▶ [Required tasks]:
A. Name every event in the BlindPay webhooks guide whose name starts with "payin".
B. According to the BlindPay webhooks guide, what two things must you do before creating a payout?
C. Pick up the BlindPay webhooks guide right after its last sentence and keep writing.

▶ [Source document]:
*****

Webhooks

Receive events from all BlindPay updates.

What are Webhooks?

Webhooks are a way to receive events from all BlindPay updates. This means that for every receiver created, bank account created and every payout event, you will receive all the data in real time.

These are all the events that you can receive:

EventDescription
bankAccount.newTriggered when a bank account is created
receiver.newTriggered when a receiver is created
receiver.updateTriggered when a receiver is updated
payout.newTriggered when a payout is started
payout.updateTriggered when a payout receive an update
payout.completeTriggered when a payout is completed, failed or refunded
payout.partnerFeeTriggered when a payout is completed and a partner fee is delivered
payin.newTriggered when a payin is started
payin.updateTriggered when a payin receive an update
payin.completeTriggered when a payin is completed or failed
payin.partnerFeeTriggered when a payin is completed and a partner fee is delivered

Creating a webhook

Before creating a payout, you need to:

  1. Create an account on BlindPay
  2. Create a development instance

Now you can go to the BlindPay Dashboard, select an instance and click on the Webhooks tab.

*****

Dataset entries:
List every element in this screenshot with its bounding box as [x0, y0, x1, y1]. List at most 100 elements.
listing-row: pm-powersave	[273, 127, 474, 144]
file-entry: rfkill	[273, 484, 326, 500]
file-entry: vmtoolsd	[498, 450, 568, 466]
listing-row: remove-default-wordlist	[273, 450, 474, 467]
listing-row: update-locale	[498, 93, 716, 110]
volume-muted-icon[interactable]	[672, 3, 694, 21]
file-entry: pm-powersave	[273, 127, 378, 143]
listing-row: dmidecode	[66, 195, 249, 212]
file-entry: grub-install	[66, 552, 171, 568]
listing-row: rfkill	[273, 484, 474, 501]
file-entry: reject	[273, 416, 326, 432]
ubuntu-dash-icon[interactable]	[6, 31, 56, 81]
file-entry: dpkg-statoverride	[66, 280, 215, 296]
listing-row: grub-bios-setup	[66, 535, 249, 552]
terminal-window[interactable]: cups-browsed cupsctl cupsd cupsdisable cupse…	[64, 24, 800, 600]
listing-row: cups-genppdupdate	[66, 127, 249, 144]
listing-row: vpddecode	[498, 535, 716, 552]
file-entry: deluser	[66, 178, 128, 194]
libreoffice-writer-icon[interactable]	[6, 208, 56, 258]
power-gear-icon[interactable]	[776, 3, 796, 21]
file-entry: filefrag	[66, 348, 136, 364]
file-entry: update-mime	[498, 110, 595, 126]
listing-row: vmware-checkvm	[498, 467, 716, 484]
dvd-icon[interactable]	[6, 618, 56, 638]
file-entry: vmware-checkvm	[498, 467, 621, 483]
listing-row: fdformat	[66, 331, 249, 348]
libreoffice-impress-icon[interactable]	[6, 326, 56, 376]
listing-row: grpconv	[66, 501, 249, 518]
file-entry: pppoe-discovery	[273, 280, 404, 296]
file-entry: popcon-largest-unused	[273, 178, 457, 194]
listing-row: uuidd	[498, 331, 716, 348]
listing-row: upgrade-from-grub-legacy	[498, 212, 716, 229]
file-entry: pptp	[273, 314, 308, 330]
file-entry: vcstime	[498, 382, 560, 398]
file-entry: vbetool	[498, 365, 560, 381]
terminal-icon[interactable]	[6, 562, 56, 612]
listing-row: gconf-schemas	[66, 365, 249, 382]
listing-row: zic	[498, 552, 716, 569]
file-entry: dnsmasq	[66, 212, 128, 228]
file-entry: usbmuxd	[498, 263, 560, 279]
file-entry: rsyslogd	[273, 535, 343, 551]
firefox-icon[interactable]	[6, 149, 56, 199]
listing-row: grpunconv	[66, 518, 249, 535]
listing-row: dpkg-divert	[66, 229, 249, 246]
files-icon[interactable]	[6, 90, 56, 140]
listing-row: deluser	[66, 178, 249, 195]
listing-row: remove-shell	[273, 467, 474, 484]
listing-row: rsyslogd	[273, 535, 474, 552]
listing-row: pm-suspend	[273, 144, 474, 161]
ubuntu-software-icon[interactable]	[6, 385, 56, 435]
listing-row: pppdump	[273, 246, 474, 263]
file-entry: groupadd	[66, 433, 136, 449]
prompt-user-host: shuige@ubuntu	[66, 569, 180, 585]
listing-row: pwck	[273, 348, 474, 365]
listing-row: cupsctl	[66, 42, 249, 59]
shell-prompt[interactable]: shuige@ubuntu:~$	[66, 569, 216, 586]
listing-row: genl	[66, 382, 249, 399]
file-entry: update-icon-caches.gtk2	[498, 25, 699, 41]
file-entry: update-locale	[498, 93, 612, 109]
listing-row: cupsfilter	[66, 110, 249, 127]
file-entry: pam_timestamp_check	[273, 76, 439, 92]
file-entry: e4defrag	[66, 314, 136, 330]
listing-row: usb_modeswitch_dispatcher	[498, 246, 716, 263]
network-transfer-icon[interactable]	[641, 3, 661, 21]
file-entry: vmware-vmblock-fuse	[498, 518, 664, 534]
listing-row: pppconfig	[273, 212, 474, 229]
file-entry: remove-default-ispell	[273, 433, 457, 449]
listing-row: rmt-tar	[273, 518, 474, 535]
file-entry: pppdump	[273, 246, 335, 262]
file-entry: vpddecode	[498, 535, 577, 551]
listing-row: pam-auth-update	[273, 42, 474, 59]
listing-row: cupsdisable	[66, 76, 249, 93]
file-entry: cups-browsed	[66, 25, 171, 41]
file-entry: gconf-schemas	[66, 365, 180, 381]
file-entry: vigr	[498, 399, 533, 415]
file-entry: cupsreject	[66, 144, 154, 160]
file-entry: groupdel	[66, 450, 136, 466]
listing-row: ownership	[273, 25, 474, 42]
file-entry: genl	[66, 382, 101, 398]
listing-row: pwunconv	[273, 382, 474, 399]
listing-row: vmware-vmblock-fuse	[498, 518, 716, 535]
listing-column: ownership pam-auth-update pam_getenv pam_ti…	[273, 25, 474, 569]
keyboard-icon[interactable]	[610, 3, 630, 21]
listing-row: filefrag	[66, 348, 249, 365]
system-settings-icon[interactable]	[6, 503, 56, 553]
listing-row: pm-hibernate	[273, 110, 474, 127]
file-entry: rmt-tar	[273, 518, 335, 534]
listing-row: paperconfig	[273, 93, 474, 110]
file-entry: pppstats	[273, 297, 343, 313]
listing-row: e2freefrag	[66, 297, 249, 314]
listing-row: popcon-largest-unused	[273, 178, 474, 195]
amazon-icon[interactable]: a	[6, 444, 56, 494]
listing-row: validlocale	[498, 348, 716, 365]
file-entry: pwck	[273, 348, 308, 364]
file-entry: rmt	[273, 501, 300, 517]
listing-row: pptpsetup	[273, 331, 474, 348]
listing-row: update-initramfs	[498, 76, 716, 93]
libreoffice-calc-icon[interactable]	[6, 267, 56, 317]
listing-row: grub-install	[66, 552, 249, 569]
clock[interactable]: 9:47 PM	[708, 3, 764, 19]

*****

▶ [Expected outputs]:
A. payin.new, payin.update, payin.complete, payin.partnerFee

B. Create an account on BlindPay and create a development instance.

C.
If you just want to check if the events are being triggered, you can use Webhook Cool, a testing tool which will provide you an unique URL to receive the events.

BlindPay Webhooks

If you want to check all the events triggered by BlindPay or retry some event that you want to receive again, you can go to Events dashboard.

BlindPay Webhook Debugging

Verifying webhooks

Each webhook call includes verification headers to ensure the request is authentic and hasn't been tampered with.

Headers

HeaderDescription
svix-idUnique message identifier (same when webhook is resent)
svix-timestampTimestamp in seconds since epoch
svix-signatureBase64 encoded list of signatures (space delimited)

Verification Process

Construct the signed content by concatenating the id, timestamp, and payload:

const signedContent = `${svix_id}.${svix_timestamp}.${body}`;

Calculate the expected signature using HMAC-SHA256:

const crypto = require('crypto');

// Extract the base64 portion of your signing secret (after whsec_ prefix)
const secretBytes = Buffer.from(secret.split('_')[1], "base64");
const signature = crypto
  .createHmac('sha256', secretBytes)
  .update(signedContent)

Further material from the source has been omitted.